◆ **Exercise brief**
Please set down each of the lines below once more, exactly, omitting all pictures.

Dataset entries on figures
__________________________________________________

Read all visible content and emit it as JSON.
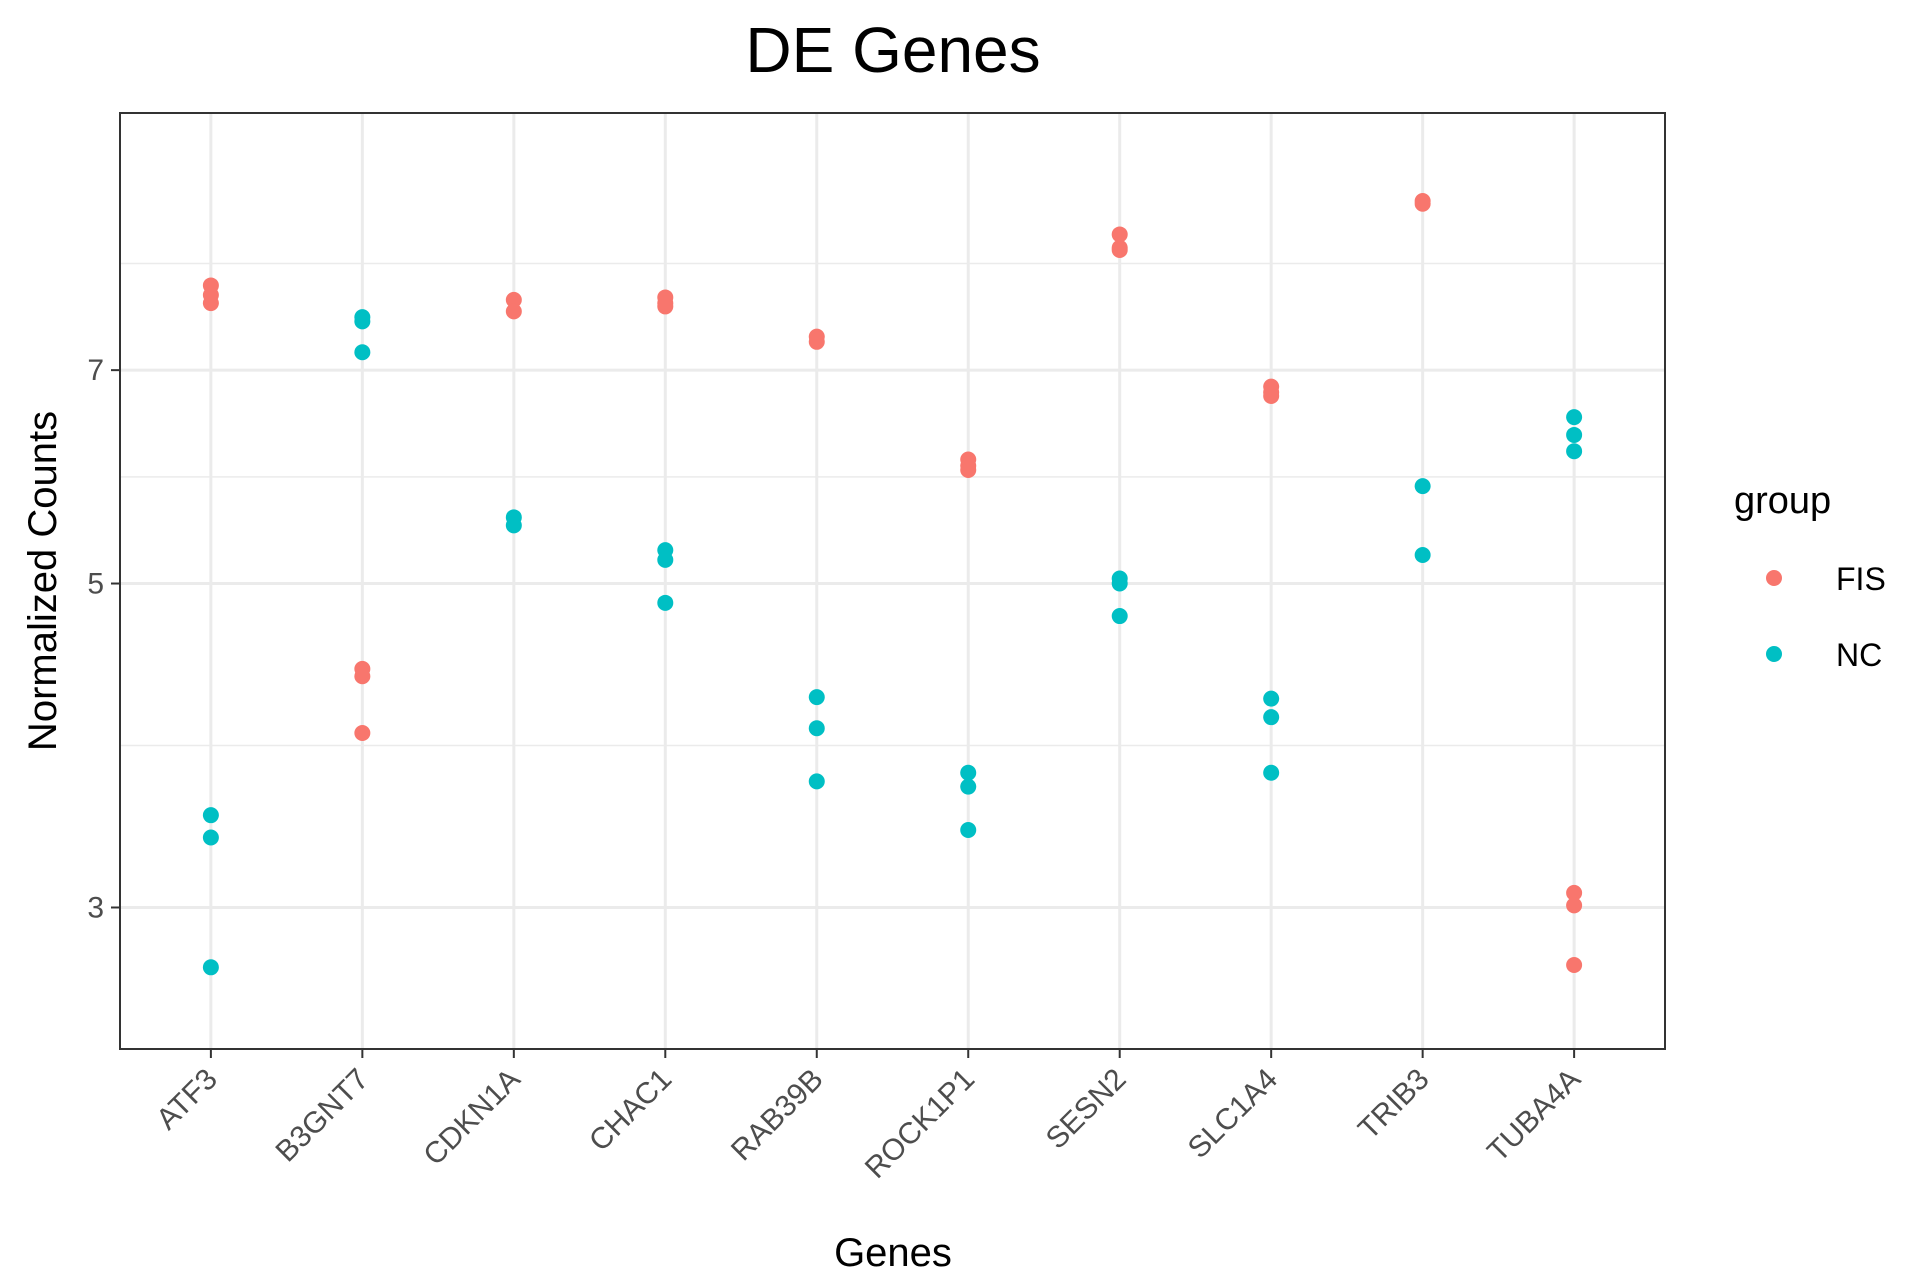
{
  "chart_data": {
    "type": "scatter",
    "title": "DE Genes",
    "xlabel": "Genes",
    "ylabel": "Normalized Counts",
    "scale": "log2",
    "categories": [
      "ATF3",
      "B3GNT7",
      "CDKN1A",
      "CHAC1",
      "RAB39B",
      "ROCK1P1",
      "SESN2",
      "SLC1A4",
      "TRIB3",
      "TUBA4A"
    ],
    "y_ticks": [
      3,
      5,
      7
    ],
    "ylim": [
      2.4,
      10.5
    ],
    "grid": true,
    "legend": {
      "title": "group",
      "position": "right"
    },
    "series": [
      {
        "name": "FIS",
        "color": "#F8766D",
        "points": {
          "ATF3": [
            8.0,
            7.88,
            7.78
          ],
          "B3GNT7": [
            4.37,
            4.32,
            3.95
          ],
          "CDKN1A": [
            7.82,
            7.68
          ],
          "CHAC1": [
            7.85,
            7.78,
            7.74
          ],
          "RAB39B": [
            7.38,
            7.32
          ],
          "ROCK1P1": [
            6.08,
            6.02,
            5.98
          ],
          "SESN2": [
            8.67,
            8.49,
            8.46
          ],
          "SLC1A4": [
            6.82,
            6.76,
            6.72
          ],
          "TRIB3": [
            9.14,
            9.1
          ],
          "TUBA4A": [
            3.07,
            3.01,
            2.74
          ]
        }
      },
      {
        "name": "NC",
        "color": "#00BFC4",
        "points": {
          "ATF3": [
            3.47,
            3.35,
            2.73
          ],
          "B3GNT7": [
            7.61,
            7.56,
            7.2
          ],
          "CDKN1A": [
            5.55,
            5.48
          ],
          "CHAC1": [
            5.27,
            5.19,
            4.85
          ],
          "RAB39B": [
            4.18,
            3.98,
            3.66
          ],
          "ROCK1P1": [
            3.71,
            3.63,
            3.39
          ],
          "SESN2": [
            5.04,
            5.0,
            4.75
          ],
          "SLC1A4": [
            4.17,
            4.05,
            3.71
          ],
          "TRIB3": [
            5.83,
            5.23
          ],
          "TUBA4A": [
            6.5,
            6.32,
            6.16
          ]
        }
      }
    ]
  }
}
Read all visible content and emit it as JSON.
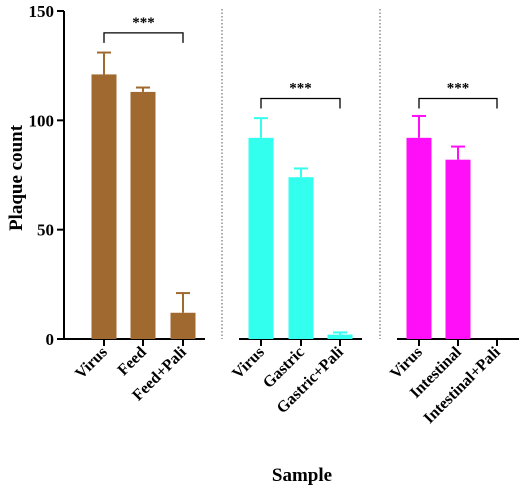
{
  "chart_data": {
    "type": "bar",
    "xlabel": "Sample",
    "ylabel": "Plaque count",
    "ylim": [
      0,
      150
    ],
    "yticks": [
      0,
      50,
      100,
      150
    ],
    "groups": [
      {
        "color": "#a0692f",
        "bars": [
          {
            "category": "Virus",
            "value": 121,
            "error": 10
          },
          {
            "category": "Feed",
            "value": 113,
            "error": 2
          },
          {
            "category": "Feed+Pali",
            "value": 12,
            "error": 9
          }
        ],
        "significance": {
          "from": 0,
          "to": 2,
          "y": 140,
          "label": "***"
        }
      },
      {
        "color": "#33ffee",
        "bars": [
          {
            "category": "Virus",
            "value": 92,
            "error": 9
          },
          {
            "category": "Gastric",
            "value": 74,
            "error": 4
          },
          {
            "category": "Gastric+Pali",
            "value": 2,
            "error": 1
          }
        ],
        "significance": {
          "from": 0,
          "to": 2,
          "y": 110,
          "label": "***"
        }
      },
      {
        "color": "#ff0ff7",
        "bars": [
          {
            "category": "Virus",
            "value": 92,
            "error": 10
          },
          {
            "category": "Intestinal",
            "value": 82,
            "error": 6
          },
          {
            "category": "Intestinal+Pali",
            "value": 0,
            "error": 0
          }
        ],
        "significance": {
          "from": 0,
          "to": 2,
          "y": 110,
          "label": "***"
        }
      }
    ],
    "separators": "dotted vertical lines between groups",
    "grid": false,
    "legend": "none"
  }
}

__________________________________________________

◆ **Answer box**
Read all visible content and emit it as JSON.
{
  "chart_data": {
    "type": "scatter",
    "title": "DE Genes",
    "xlabel": "Genes",
    "ylabel": "Normalized Counts",
    "scale": "log2",
    "categories": [
      "ATF3",
      "B3GNT7",
      "CDKN1A",
      "CHAC1",
      "RAB39B",
      "ROCK1P1",
      "SESN2",
      "SLC1A4",
      "TRIB3",
      "TUBA4A"
    ],
    "y_ticks": [
      3,
      5,
      7
    ],
    "ylim": [
      2.4,
      10.5
    ],
    "grid": true,
    "legend": {
      "title": "group",
      "position": "right"
    },
    "series": [
      {
        "name": "FIS",
        "color": "#F8766D",
        "points": {
          "ATF3": [
            8.0,
            7.88,
            7.78
          ],
          "B3GNT7": [
            4.37,
            4.32,
            3.95
          ],
          "CDKN1A": [
            7.82,
            7.68
          ],
          "CHAC1": [
            7.85,
            7.78,
            7.74
          ],
          "RAB39B": [
            7.38,
            7.32
          ],
          "ROCK1P1": [
            6.08,
            6.02,
            5.98
          ],
          "SESN2": [
            8.67,
            8.49,
            8.46
          ],
          "SLC1A4": [
            6.82,
            6.76,
            6.72
          ],
          "TRIB3": [
            9.14,
            9.1
          ],
          "TUBA4A": [
            3.07,
            3.01,
            2.74
          ]
        }
      },
      {
        "name": "NC",
        "color": "#00BFC4",
        "points": {
          "ATF3": [
            3.47,
            3.35,
            2.73
          ],
          "B3GNT7": [
            7.61,
            7.56,
            7.2
          ],
          "CDKN1A": [
            5.55,
            5.48
          ],
          "CHAC1": [
            5.27,
            5.19,
            4.85
          ],
          "RAB39B": [
            4.18,
            3.98,
            3.66
          ],
          "ROCK1P1": [
            3.71,
            3.63,
            3.39
          ],
          "SESN2": [
            5.04,
            5.0,
            4.75
          ],
          "SLC1A4": [
            4.17,
            4.05,
            3.71
          ],
          "TRIB3": [
            5.83,
            5.23
          ],
          "TUBA4A": [
            6.5,
            6.32,
            6.16
          ]
        }
      }
    ]
  }
}
Read all visible content and emit it as JSON.
{
  "chart_data": {
    "type": "bar",
    "xlabel": "Sample",
    "ylabel": "Plaque count",
    "ylim": [
      0,
      150
    ],
    "yticks": [
      0,
      50,
      100,
      150
    ],
    "groups": [
      {
        "color": "#a0692f",
        "bars": [
          {
            "category": "Virus",
            "value": 121,
            "error": 10
          },
          {
            "category": "Feed",
            "value": 113,
            "error": 2
          },
          {
            "category": "Feed+Pali",
            "value": 12,
            "error": 9
          }
        ],
        "significance": {
          "from": 0,
          "to": 2,
          "y": 140,
          "label": "***"
        }
      },
      {
        "color": "#33ffee",
        "bars": [
          {
            "category": "Virus",
            "value": 92,
            "error": 9
          },
          {
            "category": "Gastric",
            "value": 74,
            "error": 4
          },
          {
            "category": "Gastric+Pali",
            "value": 2,
            "error": 1
          }
        ],
        "significance": {
          "from": 0,
          "to": 2,
          "y": 110,
          "label": "***"
        }
      },
      {
        "color": "#ff0ff7",
        "bars": [
          {
            "category": "Virus",
            "value": 92,
            "error": 10
          },
          {
            "category": "Intestinal",
            "value": 82,
            "error": 6
          },
          {
            "category": "Intestinal+Pali",
            "value": 0,
            "error": 0
          }
        ],
        "significance": {
          "from": 0,
          "to": 2,
          "y": 110,
          "label": "***"
        }
      }
    ],
    "separators": "dotted vertical lines between groups",
    "grid": false,
    "legend": "none"
  }
}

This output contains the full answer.